Entries from a page text collection:
=== Begin Enclosure ===

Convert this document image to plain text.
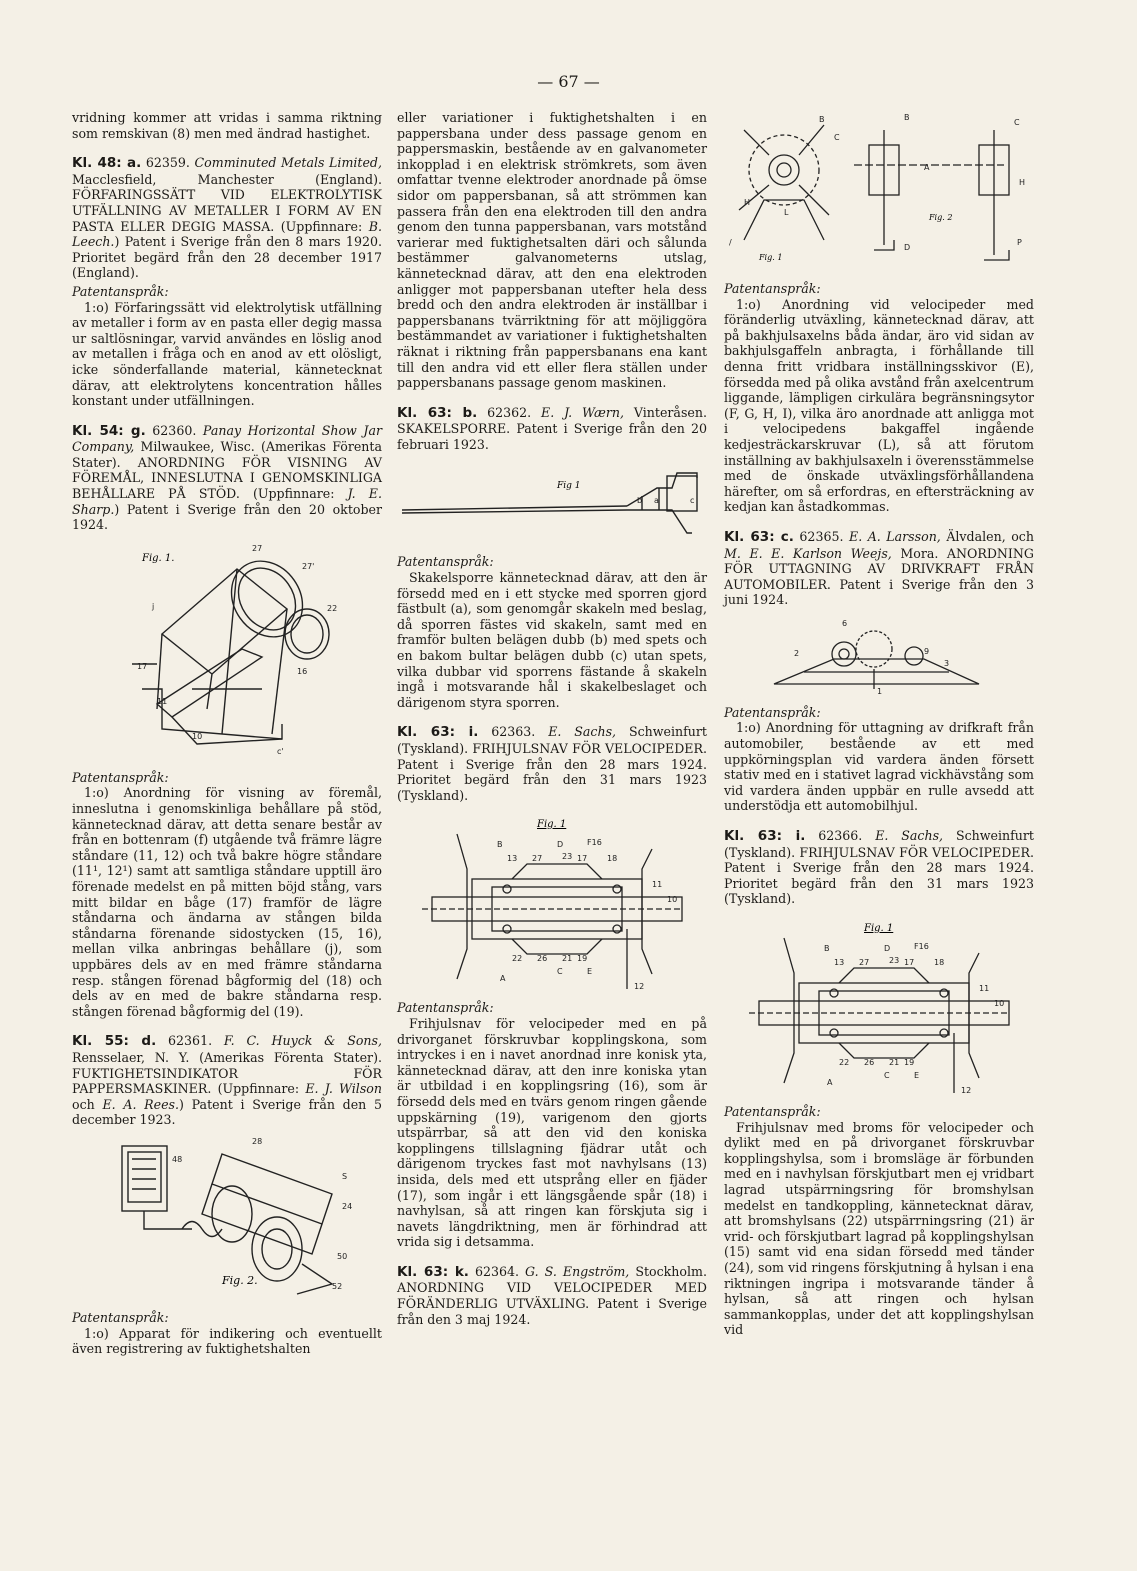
— 67 —

vridning kommer att vridas i samma riktning som remskivan (8) men med ändrad hastighet.

Kl. 48: a. 62359. Comminuted Metals Limited, Macclesfield, Manchester (England). FÖRFARINGSSÄTT VID ELEKTROLYTISK UTFÄLLNING AV METALLER I FORM AV EN PASTA ELLER DEGIG MASSA. (Uppfinnare: B. Leech.) Patent i Sverige från den 8 mars 1920. Prioritet begärd från den 28 december 1917 (England).

Patentanspråk:

1:o) Förfaringssätt vid elektrolytisk utfällning av metaller i form av en pasta eller degig massa ur saltlösningar, varvid användes en löslig anod av metallen i fråga och en anod av ett olösligt, icke sönderfallande material, kännetecknat därav, att elektrolytens koncentration hålles konstant under utfällningen.

Kl. 54: g. 62360. Panay Horizontal Show Jar Company, Milwaukee, Wisc. (Amerikas Förenta Stater). ANORDNING FÖR VISNING AV FÖREMÅL, INNESLUTNA I GENOMSKINLIGA BEHÅLLARE PÅ STÖD. (Uppfinnare: J. E. Sharp.) Patent i Sverige från den 20 oktober 1924.

Fig. 1.
27
27'
j	22
17
11
10
c'
16

Patentanspråk:

1:o) Anordning för visning av föremål, inneslutna i genomskinliga behållare på stöd, kännetecknad därav, att detta senare består av från en bottenram (f) utgående två främre lägre ståndare (11, 12) och två bakre högre ståndare (11¹, 12¹) samt att samtliga ståndare upptill äro förenade medelst en på mitten böjd stång, vars mitt bildar en båge (17) framför de lägre ståndarna och ändarna av stången bilda ståndarna förenande sidostycken (15, 16), mellan vilka anbringas behållare (j), som uppbäres dels av en med främre ståndarna resp. stången förenad bågformig del (18) och dels av en med de bakre ståndarna resp. stången förenad bågformig del (19).

Kl. 55: d. 62361. F. C. Huyck & Sons, Rensselaer, N. Y. (Amerikas Förenta Stater). FUKTIGHETSINDIKATOR FÖR PAPPERSMASKINER. (Uppfinnare: E. J. Wilson och E. A. Rees.) Patent i Sverige från den 5 december 1923.

Fig. 2.
28
48
S
24
50
52

Patentanspråk:

1:o) Apparat för indikering och eventuellt även registrering av fuktighetshalten

eller variationer i fuktighetshalten i en pappersbana under dess passage genom en pappersmaskin, bestående av en galvanometer inkopplad i en elektrisk strömkrets, som även omfattar tvenne elektroder anordnade på ömse sidor om pappersbanan, så att strömmen kan passera från den ena elektroden till den andra genom den tunna pappersbanan, vars motstånd varierar med fuktighetsalten däri och sålunda bestämmer galvanometerns utslag, kännetecknad därav, att den ena elektroden anligger mot pappersbanan utefter hela dess bredd och den andra elektroden är inställbar i pappersbanans tvärriktning för att möjliggöra bestämmandet av variationer i fuktighetshalten räknat i riktning från pappersbanans ena kant till den andra vid ett eller flera ställen under pappersbanans passage genom maskinen.

Kl. 63: b. 62362. E. J. Wærn, Vinteråsen. SKAKELSPORRE. Patent i Sverige från den 20 februari 1923.

Fig 1
b a	c

Patentanspråk:

Skakelsporre kännetecknad därav, att den är försedd med en i ett stycke med sporren gjord fästbult (a), som genomgår skakeln med beslag, då sporren fästes vid skakeln, samt med en framför bulten belägen dubb (b) med spets och en bakom bultar belägen dubb (c) utan spets, vilka dubbar vid sporrens fästande å skakeln ingå i motsvarande hål i skakelbeslaget och därigenom styra sporren.

Kl. 63: i. 62363. E. Sachs, Schweinfurt (Tyskland). FRIHJULSNAV FÖR VELOCIPEDER. Patent i Sverige från den 28 mars 1924. Prioritet begärd från den 31 mars 1923 (Tyskland).

Fig. 1
B	D	F16
13 27 23 17 18
11
10
22 26 21 19
A
C	E
12

Patentanspråk:

Frihjulsnav för velocipeder med en på drivorganet förskruvbar kopplingskona, som intryckes i en i navet anordnad inre konisk yta, kännetecknad därav, att den inre koniska ytan är utbildad i en kopplingsring (16), som är försedd dels med en tvärs genom ringen gående uppskärning (19), varigenom den gjorts utspärrbar, så att den vid den koniska kopplingens tillslagning fjädrar utåt och därigenom tryckes fast mot navhylsans (13) insida, dels med ett utsprång eller en fjäder (17), som ingår i ett längsgående spår (18) i navhylsan, så att ringen kan förskjuta sig i navets längdriktning, men är förhindrad att vrida sig i detsamma.

Kl. 63: k. 62364. G. S. Engström, Stockholm. ANORDNING VID VELOCIPEDER MED FÖRÄNDERLIG UTVÄXLING. Patent i Sverige från den 3 maj 1924.

Fig. 1
Fig. 2
B
C
H
L
/
B
C
A
H
D
P

Patentanspråk:

1:o) Anordning vid velocipeder med föränderlig utväxling, kännetecknad därav, att på bakhjulsaxelns båda ändar, äro vid sidan av bakhjulsgaffeln anbragta, i förhållande till denna fritt vridbara inställningsskivor (E), försedda med på olika avstånd från axelcentrum liggande, lämpligen cirkulära begränsningsytor (F, G, H, I), vilka äro anordnade att anligga mot i velocipedens bakgaffel ingående kedjesträckarskruvar (L), så att förutom inställning av bakhjulsaxeln i överensstämmelse med de önskade utväxlingsförhållandena härefter, om så erfordras, en eftersträckning av kedjan kan åstadkommas.

Kl. 63: c. 62365. E. A. Larsson, Älvdalen, och M. E. E. Karlson Weejs, Mora. ANORDNING FÖR UTTAGNING AV DRIVKRAFT FRÅN AUTOMOBILER. Patent i Sverige från den 3 juni 1924.

6
2	9
3
1

Patentanspråk:

1:o) Anordning för uttagning av drifkraft från automobiler, bestående av ett med uppkörningsplan vid vardera änden försett stativ med en i stativet lagrad vickhävstång som vid vardera änden uppbär en rulle avsedd att understödja ett automobilhjul.

Kl. 63: i. 62366. E. Sachs, Schweinfurt (Tyskland). FRIHJULSNAV FÖR VELOCIPEDER. Patent i Sverige från den 28 mars 1924. Prioritet begärd från den 31 mars 1923 (Tyskland).

Fig. 1
B	D	F16
13 27 23 17 18
11
10
22 26 21 19
A
C	E
12

Patentanspråk:

Frihjulsnav med broms för velocipeder och dylikt med en på drivorganet förskruvbar kopplingshylsa, som i bromsläge är förbunden med en i navhylsan förskjutbart men ej vridbart lagrad utspärrningsring för bromshylsan medelst en tandkoppling, kännetecknat därav, att bromshylsans (22) utspärrningsring (21) är vrid- och förskjutbart lagrad på kopplingshylsan (15) samt vid ena sidan försedd med tänder (24), som vid ringens förskjutning å hylsan i ena riktningen ingripa i motsvarande tänder å hylsan, så att ringen och hylsan sammankopplas, under det att kopplingshylsan vid
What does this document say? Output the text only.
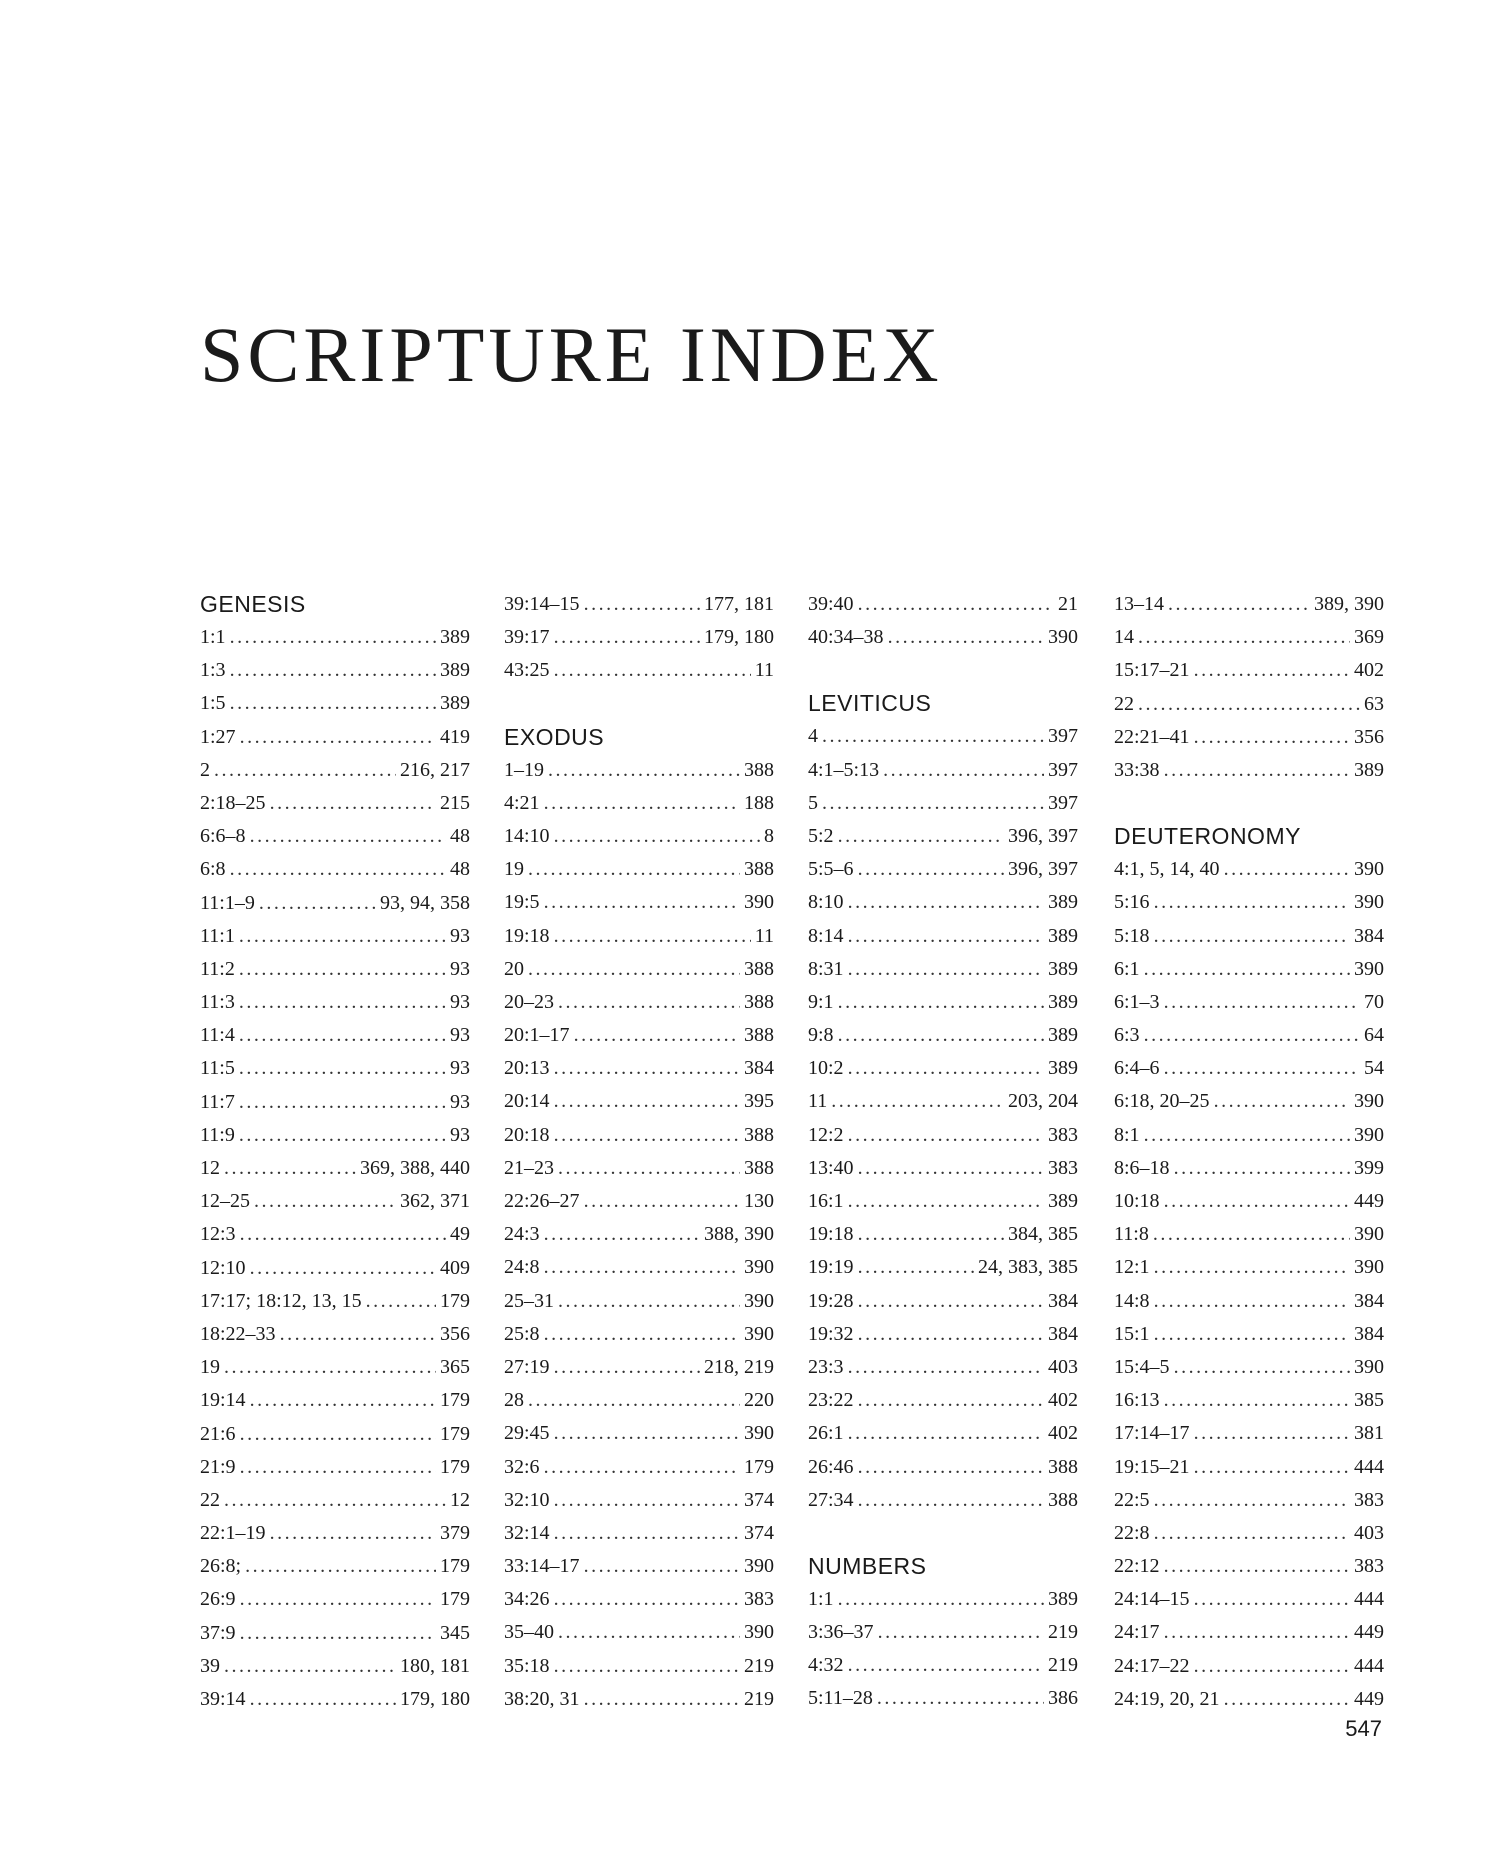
SCRIPTURE INDEX
GENESIS
1:1 .....	389
1:3 .....	389
1:5 .....	389
1:27 .....	419
2 .....	216, 217
2:18–25 .....	215
6:6–8 .....	48
6:8 .....	48
11:1–9 .....	93, 94, 358
11:1 .....	93
11:2 .....	93
11:3 .....	93
11:4 .....	93
11:5 .....	93
11:7 .....	93
11:9 .....	93
12 .....	369, 388, 440
12–25 .....	362, 371
12:3 .....	49
12:10 .....	409
17:17; 18:12, 13, 15 .....	179
18:22–33 .....	356
19 .....	365
19:14 .....	179
21:6 .....	179
21:9 .....	179
22 .....	12
22:1–19 .....	379
26:8; .....	179
26:9 .....	179
37:9 .....	345
39 .....	180, 181
39:14 .....	179, 180
39:14–15 .....	177, 181
39:17 .....	179, 180
43:25 .....	11
EXODUS
1–19 .....	388
4:21 .....	188
14:10 .....	8
19 .....	388
19:5 .....	390
19:18 .....	11
20 .....	388
20–23 .....	388
20:1–17 .....	388
20:13 .....	384
20:14 .....	395
20:18 .....	388
21–23 .....	388
22:26–27 .....	130
24:3 .....	388, 390
24:8 .....	390
25–31 .....	390
25:8 .....	390
27:19 .....	218, 219
28 .....	220
29:45 .....	390
32:6 .....	179
32:10 .....	374
32:14 .....	374
33:14–17 .....	390
34:26 .....	383
35–40 .....	390
35:18 .....	219
38:20, 31 .....	219
39:40 .....	21
40:34–38 .....	390
LEVITICUS
4 .....	397
4:1–5:13 .....	397
5 .....	397
5:2 .....	396, 397
5:5–6 .....	396, 397
8:10 .....	389
8:14 .....	389
8:31 .....	389
9:1 .....	389
9:8 .....	389
10:2 .....	389
11 .....	203, 204
12:2 .....	383
13:40 .....	383
16:1 .....	389
19:18 .....	384, 385
19:19 .....	24, 383, 385
19:28 .....	384
19:32 .....	384
23:3 .....	403
23:22 .....	402
26:1 .....	402
26:46 .....	388
27:34 .....	388
NUMBERS
1:1 .....	389
3:36–37 .....	219
4:32 .....	219
5:11–28 .....	386
13–14 .....	389, 390
14 .....	369
15:17–21 .....	402
22 .....	63
22:21–41 .....	356
33:38 .....	389
DEUTERONOMY
4:1, 5, 14, 40 .....	390
5:16 .....	390
5:18 .....	384
6:1 .....	390
6:1–3 .....	70
6:3 .....	64
6:4–6 .....	54
6:18, 20–25 .....	390
8:1 .....	390
8:6–18 .....	399
10:18 .....	449
11:8 .....	390
12:1 .....	390
14:8 .....	384
15:1 .....	384
15:4–5 .....	390
16:13 .....	385
17:14–17 .....	381
19:15–21 .....	444
22:5 .....	383
22:8 .....	403
22:12 .....	383
24:14–15 .....	444
24:17 .....	449
24:17–22 .....	444
24:19, 20, 21 .....	449
547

=== End Enclosure ===

## Exercise brief
Each line in the data that holds the string "this" needs to be copied.

## Exercise answer
Convert this document image to plain text.
What does this document say? Output the text only.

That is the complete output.